• **Exercise description**:
Set down all of the data exactly as it appears.

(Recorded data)
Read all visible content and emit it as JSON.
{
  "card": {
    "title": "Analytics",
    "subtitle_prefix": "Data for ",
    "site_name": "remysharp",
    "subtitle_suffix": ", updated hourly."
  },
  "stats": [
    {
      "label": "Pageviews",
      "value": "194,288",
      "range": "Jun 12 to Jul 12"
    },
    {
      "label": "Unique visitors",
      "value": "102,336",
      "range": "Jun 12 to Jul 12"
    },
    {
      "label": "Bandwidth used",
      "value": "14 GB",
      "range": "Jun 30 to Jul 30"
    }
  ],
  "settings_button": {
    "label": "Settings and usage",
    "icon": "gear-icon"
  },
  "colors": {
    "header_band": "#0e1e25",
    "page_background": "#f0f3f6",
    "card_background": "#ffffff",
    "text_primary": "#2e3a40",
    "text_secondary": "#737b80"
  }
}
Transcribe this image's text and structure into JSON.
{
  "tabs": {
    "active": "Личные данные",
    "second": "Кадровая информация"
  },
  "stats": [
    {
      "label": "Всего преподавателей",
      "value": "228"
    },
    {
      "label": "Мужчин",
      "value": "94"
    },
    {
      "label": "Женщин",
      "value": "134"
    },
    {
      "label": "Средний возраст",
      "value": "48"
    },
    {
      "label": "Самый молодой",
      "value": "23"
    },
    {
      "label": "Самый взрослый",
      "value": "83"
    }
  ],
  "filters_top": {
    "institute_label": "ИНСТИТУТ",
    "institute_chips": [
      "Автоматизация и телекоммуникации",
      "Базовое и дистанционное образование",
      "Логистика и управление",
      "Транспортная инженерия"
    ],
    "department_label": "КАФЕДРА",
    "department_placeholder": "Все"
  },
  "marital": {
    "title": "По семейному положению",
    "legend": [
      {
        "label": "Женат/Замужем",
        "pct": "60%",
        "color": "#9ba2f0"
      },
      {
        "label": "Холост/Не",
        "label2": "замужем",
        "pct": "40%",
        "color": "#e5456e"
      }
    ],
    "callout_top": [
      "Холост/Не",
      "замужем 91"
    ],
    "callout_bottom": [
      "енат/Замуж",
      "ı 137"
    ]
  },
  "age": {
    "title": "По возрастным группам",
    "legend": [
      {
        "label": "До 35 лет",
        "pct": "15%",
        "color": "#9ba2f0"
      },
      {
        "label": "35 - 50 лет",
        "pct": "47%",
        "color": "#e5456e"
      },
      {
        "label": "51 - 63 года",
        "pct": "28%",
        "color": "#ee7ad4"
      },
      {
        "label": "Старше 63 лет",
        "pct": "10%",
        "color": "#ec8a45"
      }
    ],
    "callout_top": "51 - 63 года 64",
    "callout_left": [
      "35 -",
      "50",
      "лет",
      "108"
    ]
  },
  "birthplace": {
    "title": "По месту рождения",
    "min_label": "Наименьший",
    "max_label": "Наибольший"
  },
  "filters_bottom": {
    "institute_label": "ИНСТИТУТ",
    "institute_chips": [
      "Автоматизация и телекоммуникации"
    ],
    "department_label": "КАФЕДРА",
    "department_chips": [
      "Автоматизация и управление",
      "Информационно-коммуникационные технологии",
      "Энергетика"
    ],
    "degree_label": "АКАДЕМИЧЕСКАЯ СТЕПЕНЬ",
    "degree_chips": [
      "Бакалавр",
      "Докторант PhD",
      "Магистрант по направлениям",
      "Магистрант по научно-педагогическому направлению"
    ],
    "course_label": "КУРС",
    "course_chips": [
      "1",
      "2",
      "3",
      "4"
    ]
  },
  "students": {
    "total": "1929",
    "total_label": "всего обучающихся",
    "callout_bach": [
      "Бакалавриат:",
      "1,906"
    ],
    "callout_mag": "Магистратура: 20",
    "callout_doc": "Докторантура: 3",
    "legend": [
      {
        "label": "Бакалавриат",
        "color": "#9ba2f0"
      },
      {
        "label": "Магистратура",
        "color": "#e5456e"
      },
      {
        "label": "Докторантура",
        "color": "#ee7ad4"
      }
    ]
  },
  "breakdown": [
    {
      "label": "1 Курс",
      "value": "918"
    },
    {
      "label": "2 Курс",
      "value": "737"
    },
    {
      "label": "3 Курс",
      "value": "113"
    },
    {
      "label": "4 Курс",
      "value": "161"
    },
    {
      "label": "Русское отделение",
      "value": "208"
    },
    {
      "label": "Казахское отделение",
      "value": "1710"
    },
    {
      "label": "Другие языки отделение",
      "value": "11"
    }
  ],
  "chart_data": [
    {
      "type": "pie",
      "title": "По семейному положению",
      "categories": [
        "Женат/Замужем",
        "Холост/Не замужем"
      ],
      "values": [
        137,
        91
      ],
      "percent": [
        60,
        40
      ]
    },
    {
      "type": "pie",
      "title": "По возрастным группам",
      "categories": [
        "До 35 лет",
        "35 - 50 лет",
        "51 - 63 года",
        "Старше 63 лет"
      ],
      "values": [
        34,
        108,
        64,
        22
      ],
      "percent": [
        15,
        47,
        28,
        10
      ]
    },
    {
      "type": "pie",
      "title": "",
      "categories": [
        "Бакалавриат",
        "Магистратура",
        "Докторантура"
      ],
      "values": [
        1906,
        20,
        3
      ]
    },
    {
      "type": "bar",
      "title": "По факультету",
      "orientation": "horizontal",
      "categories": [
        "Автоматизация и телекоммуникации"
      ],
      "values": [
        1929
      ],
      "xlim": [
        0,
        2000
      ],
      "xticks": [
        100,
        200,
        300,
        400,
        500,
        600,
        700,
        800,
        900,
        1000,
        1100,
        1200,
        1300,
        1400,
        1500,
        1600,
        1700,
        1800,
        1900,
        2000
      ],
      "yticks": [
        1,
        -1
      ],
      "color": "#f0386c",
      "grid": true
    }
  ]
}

• **Solution for this problem**:
Read all visible content and emit it as JSON.
{
  "card": {
    "title": "Analytics",
    "subtitle_prefix": "Data for ",
    "site_name": "remysharp",
    "subtitle_suffix": ", updated hourly."
  },
  "stats": [
    {
      "label": "Pageviews",
      "value": "194,288",
      "range": "Jun 12 to Jul 12"
    },
    {
      "label": "Unique visitors",
      "value": "102,336",
      "range": "Jun 12 to Jul 12"
    },
    {
      "label": "Bandwidth used",
      "value": "14 GB",
      "range": "Jun 30 to Jul 30"
    }
  ],
  "settings_button": {
    "label": "Settings and usage",
    "icon": "gear-icon"
  },
  "colors": {
    "header_band": "#0e1e25",
    "page_background": "#f0f3f6",
    "card_background": "#ffffff",
    "text_primary": "#2e3a40",
    "text_secondary": "#737b80"
  }
}
Transcribe this image's text and structure into JSON.
{
  "tabs": {
    "active": "Личные данные",
    "second": "Кадровая информация"
  },
  "stats": [
    {
      "label": "Всего преподавателей",
      "value": "228"
    },
    {
      "label": "Мужчин",
      "value": "94"
    },
    {
      "label": "Женщин",
      "value": "134"
    },
    {
      "label": "Средний возраст",
      "value": "48"
    },
    {
      "label": "Самый молодой",
      "value": "23"
    },
    {
      "label": "Самый взрослый",
      "value": "83"
    }
  ],
  "filters_top": {
    "institute_label": "ИНСТИТУТ",
    "institute_chips": [
      "Автоматизация и телекоммуникации",
      "Базовое и дистанционное образование",
      "Логистика и управление",
      "Транспортная инженерия"
    ],
    "department_label": "КАФЕДРА",
    "department_placeholder": "Все"
  },
  "marital": {
    "title": "По семейному положению",
    "legend": [
      {
        "label": "Женат/Замужем",
        "pct": "60%",
        "color": "#9ba2f0"
      },
      {
        "label": "Холост/Не",
        "label2": "замужем",
        "pct": "40%",
        "color": "#e5456e"
      }
    ],
    "callout_top": [
      "Холост/Не",
      "замужем 91"
    ],
    "callout_bottom": [
      "енат/Замуж",
      "ı 137"
    ]
  },
  "age": {
    "title": "По возрастным группам",
    "legend": [
      {
        "label": "До 35 лет",
        "pct": "15%",
        "color": "#9ba2f0"
      },
      {
        "label": "35 - 50 лет",
        "pct": "47%",
        "color": "#e5456e"
      },
      {
        "label": "51 - 63 года",
        "pct": "28%",
        "color": "#ee7ad4"
      },
      {
        "label": "Старше 63 лет",
        "pct": "10%",
        "color": "#ec8a45"
      }
    ],
    "callout_top": "51 - 63 года 64",
    "callout_left": [
      "35 -",
      "50",
      "лет",
      "108"
    ]
  },
  "birthplace": {
    "title": "По месту рождения",
    "min_label": "Наименьший",
    "max_label": "Наибольший"
  },
  "filters_bottom": {
    "institute_label": "ИНСТИТУТ",
    "institute_chips": [
      "Автоматизация и телекоммуникации"
    ],
    "department_label": "КАФЕДРА",
    "department_chips": [
      "Автоматизация и управление",
      "Информационно-коммуникационные технологии",
      "Энергетика"
    ],
    "degree_label": "АКАДЕМИЧЕСКАЯ СТЕПЕНЬ",
    "degree_chips": [
      "Бакалавр",
      "Докторант PhD",
      "Магистрант по направлениям",
      "Магистрант по научно-педагогическому направлению"
    ],
    "course_label": "КУРС",
    "course_chips": [
      "1",
      "2",
      "3",
      "4"
    ]
  },
  "students": {
    "total": "1929",
    "total_label": "всего обучающихся",
    "callout_bach": [
      "Бакалавриат:",
      "1,906"
    ],
    "callout_mag": "Магистратура: 20",
    "callout_doc": "Докторантура: 3",
    "legend": [
      {
        "label": "Бакалавриат",
        "color": "#9ba2f0"
      },
      {
        "label": "Магистратура",
        "color": "#e5456e"
      },
      {
        "label": "Докторантура",
        "color": "#ee7ad4"
      }
    ]
  },
  "breakdown": [
    {
      "label": "1 Курс",
      "value": "918"
    },
    {
      "label": "2 Курс",
      "value": "737"
    },
    {
      "label": "3 Курс",
      "value": "113"
    },
    {
      "label": "4 Курс",
      "value": "161"
    },
    {
      "label": "Русское отделение",
      "value": "208"
    },
    {
      "label": "Казахское отделение",
      "value": "1710"
    },
    {
      "label": "Другие языки отделение",
      "value": "11"
    }
  ],
  "chart_data": [
    {
      "type": "pie",
      "title": "По семейному положению",
      "categories": [
        "Женат/Замужем",
        "Холост/Не замужем"
      ],
      "values": [
        137,
        91
      ],
      "percent": [
        60,
        40
      ]
    },
    {
      "type": "pie",
      "title": "По возрастным группам",
      "categories": [
        "До 35 лет",
        "35 - 50 лет",
        "51 - 63 года",
        "Старше 63 лет"
      ],
      "values": [
        34,
        108,
        64,
        22
      ],
      "percent": [
        15,
        47,
        28,
        10
      ]
    },
    {
      "type": "pie",
      "title": "",
      "categories": [
        "Бакалавриат",
        "Магистратура",
        "Докторантура"
      ],
      "values": [
        1906,
        20,
        3
      ]
    },
    {
      "type": "bar",
      "title": "По факультету",
      "orientation": "horizontal",
      "categories": [
        "Автоматизация и телекоммуникации"
      ],
      "values": [
        1929
      ],
      "xlim": [
        0,
        2000
      ],
      "xticks": [
        100,
        200,
        300,
        400,
        500,
        600,
        700,
        800,
        900,
        1000,
        1100,
        1200,
        1300,
        1400,
        1500,
        1600,
        1700,
        1800,
        1900,
        2000
      ],
      "yticks": [
        1,
        -1
      ],
      "color": "#f0386c",
      "grid": true
    }
  ]
}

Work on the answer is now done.